Required task: Drop every picture and give the entries back exactly.

Records:
==============================
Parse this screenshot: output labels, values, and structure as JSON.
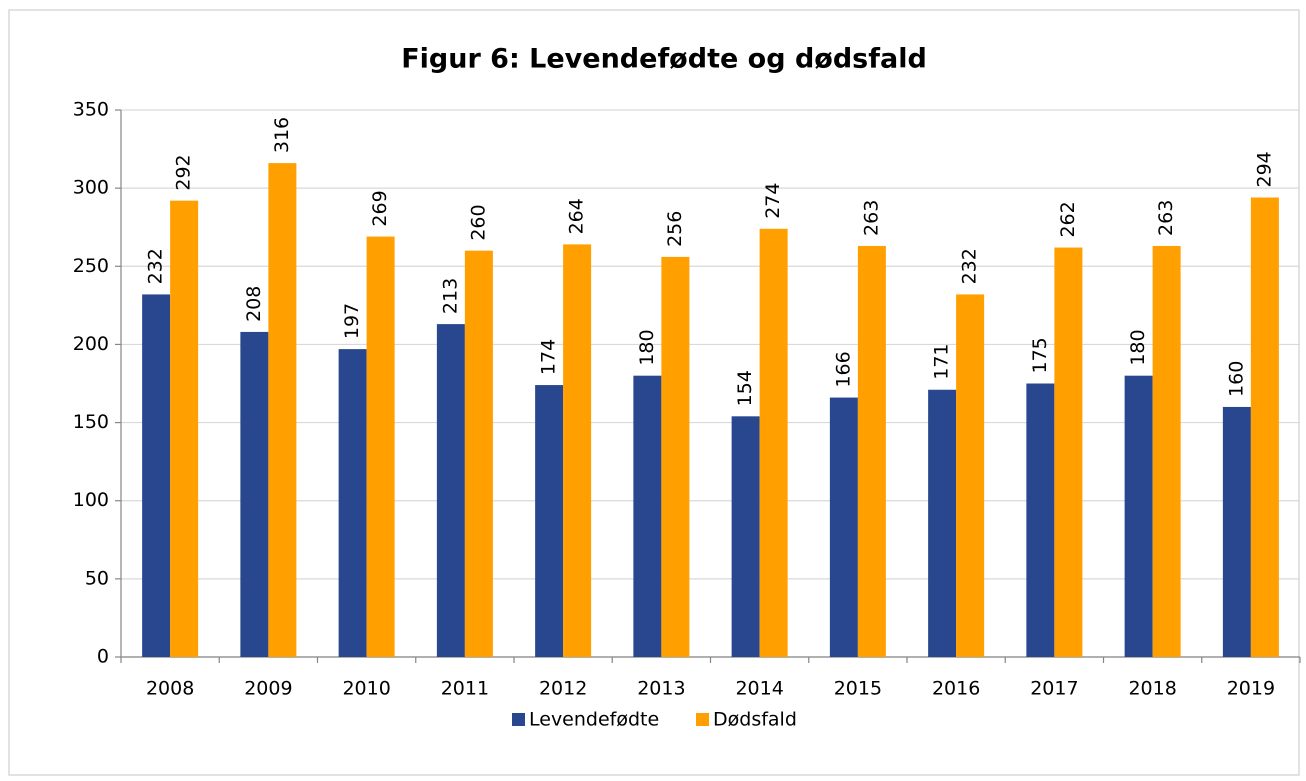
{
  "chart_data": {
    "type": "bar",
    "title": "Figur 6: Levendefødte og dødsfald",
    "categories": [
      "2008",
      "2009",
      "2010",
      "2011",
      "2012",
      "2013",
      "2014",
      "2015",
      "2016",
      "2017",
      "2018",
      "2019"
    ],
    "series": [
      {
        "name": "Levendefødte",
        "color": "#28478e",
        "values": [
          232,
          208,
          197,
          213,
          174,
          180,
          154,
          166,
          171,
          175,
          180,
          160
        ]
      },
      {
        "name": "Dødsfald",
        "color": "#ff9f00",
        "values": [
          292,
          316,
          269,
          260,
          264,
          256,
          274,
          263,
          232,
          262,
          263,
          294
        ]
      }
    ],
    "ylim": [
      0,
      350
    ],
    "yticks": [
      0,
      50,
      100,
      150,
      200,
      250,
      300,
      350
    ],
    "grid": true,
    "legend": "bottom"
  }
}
==============================
Complete response:
Parse this screenshot: output labels, values, and structure as JSON.
{
  "chart_data": {
    "type": "bar",
    "title": "Figur 6: Levendefødte og dødsfald",
    "categories": [
      "2008",
      "2009",
      "2010",
      "2011",
      "2012",
      "2013",
      "2014",
      "2015",
      "2016",
      "2017",
      "2018",
      "2019"
    ],
    "series": [
      {
        "name": "Levendefødte",
        "color": "#28478e",
        "values": [
          232,
          208,
          197,
          213,
          174,
          180,
          154,
          166,
          171,
          175,
          180,
          160
        ]
      },
      {
        "name": "Dødsfald",
        "color": "#ff9f00",
        "values": [
          292,
          316,
          269,
          260,
          264,
          256,
          274,
          263,
          232,
          262,
          263,
          294
        ]
      }
    ],
    "ylim": [
      0,
      350
    ],
    "yticks": [
      0,
      50,
      100,
      150,
      200,
      250,
      300,
      350
    ],
    "grid": true,
    "legend": "bottom"
  }
}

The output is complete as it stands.